╔══
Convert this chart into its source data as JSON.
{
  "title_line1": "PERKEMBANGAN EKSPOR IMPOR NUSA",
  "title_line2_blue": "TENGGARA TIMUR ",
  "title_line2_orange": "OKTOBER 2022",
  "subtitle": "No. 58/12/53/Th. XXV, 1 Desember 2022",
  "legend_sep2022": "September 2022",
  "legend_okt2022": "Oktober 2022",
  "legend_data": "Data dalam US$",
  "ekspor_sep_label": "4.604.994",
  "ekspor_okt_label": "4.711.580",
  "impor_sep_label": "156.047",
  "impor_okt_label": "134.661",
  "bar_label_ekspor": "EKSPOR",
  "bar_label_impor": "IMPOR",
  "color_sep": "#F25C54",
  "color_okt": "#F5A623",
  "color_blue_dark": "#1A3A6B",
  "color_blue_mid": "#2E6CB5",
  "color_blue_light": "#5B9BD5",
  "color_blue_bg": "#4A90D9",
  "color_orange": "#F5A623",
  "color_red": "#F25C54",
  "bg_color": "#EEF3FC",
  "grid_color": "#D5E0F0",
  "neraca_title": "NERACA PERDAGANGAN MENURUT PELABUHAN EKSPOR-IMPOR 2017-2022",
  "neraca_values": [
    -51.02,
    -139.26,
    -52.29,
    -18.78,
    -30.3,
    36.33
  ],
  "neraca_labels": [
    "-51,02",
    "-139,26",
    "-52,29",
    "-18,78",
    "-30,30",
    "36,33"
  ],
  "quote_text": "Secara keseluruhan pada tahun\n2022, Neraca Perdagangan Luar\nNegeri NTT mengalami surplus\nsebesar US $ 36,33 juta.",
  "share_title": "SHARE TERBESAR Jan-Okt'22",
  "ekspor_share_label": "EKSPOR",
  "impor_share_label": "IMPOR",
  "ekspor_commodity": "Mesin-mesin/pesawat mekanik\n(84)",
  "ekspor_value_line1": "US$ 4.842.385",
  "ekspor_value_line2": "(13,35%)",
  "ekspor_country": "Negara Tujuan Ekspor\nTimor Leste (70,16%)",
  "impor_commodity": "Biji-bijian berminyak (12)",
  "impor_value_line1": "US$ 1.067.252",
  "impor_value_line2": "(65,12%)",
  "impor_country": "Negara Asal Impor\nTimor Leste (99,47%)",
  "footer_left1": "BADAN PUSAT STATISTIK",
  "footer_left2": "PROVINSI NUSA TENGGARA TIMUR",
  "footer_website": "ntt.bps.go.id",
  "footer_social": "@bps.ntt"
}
╚══
EXERCISE BRIEF
Your task is to retype all the records above with nothing left out.

WRITTEN SOLUTION
Convert this chart into its source data as JSON.
{
  "title_line1": "PERKEMBANGAN EKSPOR IMPOR NUSA",
  "title_line2_blue": "TENGGARA TIMUR ",
  "title_line2_orange": "OKTOBER 2022",
  "subtitle": "No. 58/12/53/Th. XXV, 1 Desember 2022",
  "legend_sep2022": "September 2022",
  "legend_okt2022": "Oktober 2022",
  "legend_data": "Data dalam US$",
  "ekspor_sep_label": "4.604.994",
  "ekspor_okt_label": "4.711.580",
  "impor_sep_label": "156.047",
  "impor_okt_label": "134.661",
  "bar_label_ekspor": "EKSPOR",
  "bar_label_impor": "IMPOR",
  "color_sep": "#F25C54",
  "color_okt": "#F5A623",
  "color_blue_dark": "#1A3A6B",
  "color_blue_mid": "#2E6CB5",
  "color_blue_light": "#5B9BD5",
  "color_blue_bg": "#4A90D9",
  "color_orange": "#F5A623",
  "color_red": "#F25C54",
  "bg_color": "#EEF3FC",
  "grid_color": "#D5E0F0",
  "neraca_title": "NERACA PERDAGANGAN MENURUT PELABUHAN EKSPOR-IMPOR 2017-2022",
  "neraca_values": [
    -51.02,
    -139.26,
    -52.29,
    -18.78,
    -30.3,
    36.33
  ],
  "neraca_labels": [
    "-51,02",
    "-139,26",
    "-52,29",
    "-18,78",
    "-30,30",
    "36,33"
  ],
  "quote_text": "Secara keseluruhan pada tahun\n2022, Neraca Perdagangan Luar\nNegeri NTT mengalami surplus\nsebesar US $ 36,33 juta.",
  "share_title": "SHARE TERBESAR Jan-Okt'22",
  "ekspor_share_label": "EKSPOR",
  "impor_share_label": "IMPOR",
  "ekspor_commodity": "Mesin-mesin/pesawat mekanik\n(84)",
  "ekspor_value_line1": "US$ 4.842.385",
  "ekspor_value_line2": "(13,35%)",
  "ekspor_country": "Negara Tujuan Ekspor\nTimor Leste (70,16%)",
  "impor_commodity": "Biji-bijian berminyak (12)",
  "impor_value_line1": "US$ 1.067.252",
  "impor_value_line2": "(65,12%)",
  "impor_country": "Negara Asal Impor\nTimor Leste (99,47%)",
  "footer_left1": "BADAN PUSAT STATISTIK",
  "footer_left2": "PROVINSI NUSA TENGGARA TIMUR",
  "footer_website": "ntt.bps.go.id",
  "footer_social": "@bps.ntt"
}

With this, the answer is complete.